• _OBIETTIVO DEL COMPITO_:
Ricopia tali e quali le righe dei record, iniziando da quella che contiene "x-tick-label: 2022e [885, 429, 904, 476]" e fermandoti dopo quella che contiene "bar [353, 200, 374, 299]", entrambe incluse.

• _DATI FORNITI_:
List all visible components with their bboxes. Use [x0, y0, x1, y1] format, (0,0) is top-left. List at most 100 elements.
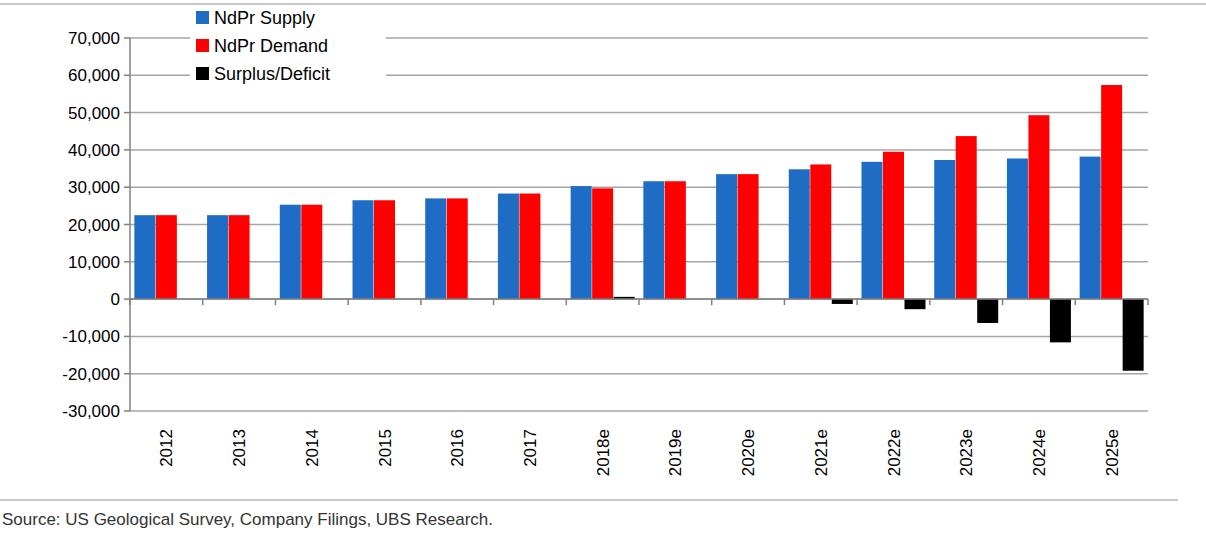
x-tick-label: 2022e [885, 429, 904, 476]
legend-label: Surplus/Deficit [214, 64, 330, 84]
x-tick-label: 2016 [448, 429, 467, 467]
y-tick [124, 336, 130, 338]
bar [1123, 299, 1144, 371]
legend-box [190, 6, 386, 88]
y-tick-label: 50,000 [68, 104, 120, 123]
y-tick [124, 149, 130, 151]
x-tick-label: 2013 [230, 429, 249, 467]
y-tick-label: 10,000 [68, 253, 120, 272]
bar [977, 299, 998, 323]
bar [498, 194, 519, 300]
y-tick-label: 60,000 [68, 66, 120, 85]
y-tick-label: 20,000 [68, 216, 120, 235]
y-tick [124, 75, 130, 77]
bar [374, 200, 395, 299]
y-tick [124, 373, 130, 375]
bar [229, 215, 250, 299]
grid-line [130, 410, 1148, 412]
y-tick-label: 30,000 [68, 178, 120, 197]
grid-line [130, 186, 1148, 188]
bar [905, 299, 926, 309]
bar [1050, 299, 1071, 342]
x-tick-label: 2019e [666, 429, 685, 476]
bar [301, 205, 322, 299]
y-tick-label: -30,000 [62, 402, 120, 421]
grid-line [130, 336, 1148, 338]
bar [447, 198, 468, 299]
y-tick [124, 298, 130, 300]
bar [519, 194, 540, 300]
x-tick-label: 2012 [157, 429, 176, 467]
category-tick [202, 299, 204, 305]
y-tick-label: 0 [111, 290, 120, 309]
category-tick [493, 299, 495, 305]
category-tick [856, 299, 858, 305]
frame-line [0, 3, 1206, 5]
bar [810, 164, 831, 299]
bar [643, 181, 664, 299]
bar [1028, 115, 1049, 299]
chart: -30,000 -20,000 -10,000 0 10,000 20,000 30,000… [0, 0, 1206, 548]
category-tick [784, 299, 786, 305]
x-tick-label: 2017 [521, 429, 540, 467]
bar [789, 169, 810, 299]
legend-label: NdPr Supply [214, 8, 315, 28]
category-tick [711, 299, 713, 305]
category-tick [1147, 299, 1149, 305]
bar [280, 205, 301, 299]
y-tick [124, 261, 130, 263]
bars [134, 85, 1143, 371]
category-tick [420, 299, 422, 305]
bar [571, 186, 592, 299]
category-tick [129, 299, 131, 305]
bar [883, 152, 904, 299]
x-tick-label: 2021e [812, 429, 831, 476]
bar [738, 174, 759, 299]
y-tick-label: 70,000 [68, 29, 120, 48]
y-tick-label: -10,000 [62, 327, 120, 346]
x-tick-label: 2025e [1103, 429, 1122, 476]
category-tick [1002, 299, 1004, 305]
x-tick-label: 2024e [1030, 429, 1049, 476]
grid-line [130, 149, 1148, 151]
bar [353, 200, 374, 299]
x-tick-label: 2018e [594, 429, 613, 476]
category-tick [347, 299, 349, 305]
bar [1101, 85, 1122, 299]
bar [156, 215, 177, 299]
bar [665, 181, 686, 299]
x-tick-label: 2023e [957, 429, 976, 476]
bar [1080, 157, 1101, 299]
x-tick-label: 2014 [303, 429, 322, 467]
y-tick [124, 112, 130, 114]
bar [592, 188, 613, 299]
y-tick [124, 224, 130, 226]
x-tick-label: 2020e [739, 429, 758, 476]
bar [1007, 158, 1028, 299]
grid-line [130, 112, 1148, 114]
category-tick [566, 299, 568, 305]
category-tick [1075, 299, 1077, 305]
y-tick [124, 410, 130, 412]
legend-label: NdPr Demand [214, 36, 328, 56]
category-tick [638, 299, 640, 305]
bar [207, 215, 228, 299]
bar [134, 215, 155, 299]
x-tick-label: 2015 [376, 429, 395, 467]
grid-line [130, 373, 1148, 375]
legend-swatch [196, 11, 209, 24]
frame-line [0, 499, 1178, 501]
bar [425, 198, 446, 299]
y-tick-label: -20,000 [62, 365, 120, 384]
y-tick-label: 40,000 [68, 141, 120, 160]
legend-swatch [196, 67, 209, 80]
legend-swatch [196, 39, 209, 52]
legend: NdPr Supply NdPr Demand Surplus/Deficit [190, 6, 386, 88]
category-tick [275, 299, 277, 305]
bar [934, 160, 955, 299]
y-tick [124, 186, 130, 188]
source-note: Source: US Geological Survey, Company Fi… [2, 510, 493, 529]
y-axis [129, 38, 131, 411]
grid [124, 38, 1148, 411]
bar [956, 136, 977, 299]
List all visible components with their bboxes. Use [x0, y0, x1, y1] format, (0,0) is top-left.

• _RISULTATO DEL COMPITO_:
x-tick-label: 2022e [885, 429, 904, 476]
legend-label: Surplus/Deficit [214, 64, 330, 84]
x-tick-label: 2016 [448, 429, 467, 467]
y-tick [124, 336, 130, 338]
bar [1123, 299, 1144, 371]
legend-box [190, 6, 386, 88]
y-tick-label: 50,000 [68, 104, 120, 123]
y-tick [124, 149, 130, 151]
x-tick-label: 2013 [230, 429, 249, 467]
y-tick-label: 10,000 [68, 253, 120, 272]
bar [977, 299, 998, 323]
bar [498, 194, 519, 300]
y-tick-label: 60,000 [68, 66, 120, 85]
y-tick-label: 20,000 [68, 216, 120, 235]
y-tick [124, 75, 130, 77]
bar [374, 200, 395, 299]
y-tick [124, 373, 130, 375]
bar [229, 215, 250, 299]
grid-line [130, 410, 1148, 412]
y-tick-label: 30,000 [68, 178, 120, 197]
grid-line [130, 186, 1148, 188]
bar [905, 299, 926, 309]
bar [1050, 299, 1071, 342]
x-tick-label: 2019e [666, 429, 685, 476]
bar [301, 205, 322, 299]
y-tick-label: -30,000 [62, 402, 120, 421]
grid-line [130, 336, 1148, 338]
bar [447, 198, 468, 299]
y-tick [124, 298, 130, 300]
bar [519, 194, 540, 300]
x-tick-label: 2012 [157, 429, 176, 467]
category-tick [202, 299, 204, 305]
y-tick-label: 0 [111, 290, 120, 309]
category-tick [493, 299, 495, 305]
category-tick [856, 299, 858, 305]
frame-line [0, 3, 1206, 5]
bar [810, 164, 831, 299]
bar [643, 181, 664, 299]
bar [1028, 115, 1049, 299]
chart: -30,000 -20,000 -10,000 0 10,000 20,000 30,000… [0, 0, 1206, 548]
category-tick [784, 299, 786, 305]
x-tick-label: 2017 [521, 429, 540, 467]
bar [789, 169, 810, 299]
legend-label: NdPr Supply [214, 8, 315, 28]
category-tick [711, 299, 713, 305]
category-tick [1147, 299, 1149, 305]
bar [280, 205, 301, 299]
y-tick [124, 261, 130, 263]
bars [134, 85, 1143, 371]
category-tick [420, 299, 422, 305]
bar [571, 186, 592, 299]
category-tick [129, 299, 131, 305]
bar [883, 152, 904, 299]
x-tick-label: 2021e [812, 429, 831, 476]
bar [738, 174, 759, 299]
y-tick-label: 70,000 [68, 29, 120, 48]
y-tick-label: -10,000 [62, 327, 120, 346]
x-tick-label: 2025e [1103, 429, 1122, 476]
category-tick [1002, 299, 1004, 305]
x-tick-label: 2024e [1030, 429, 1049, 476]
grid-line [130, 149, 1148, 151]
bar [353, 200, 374, 299]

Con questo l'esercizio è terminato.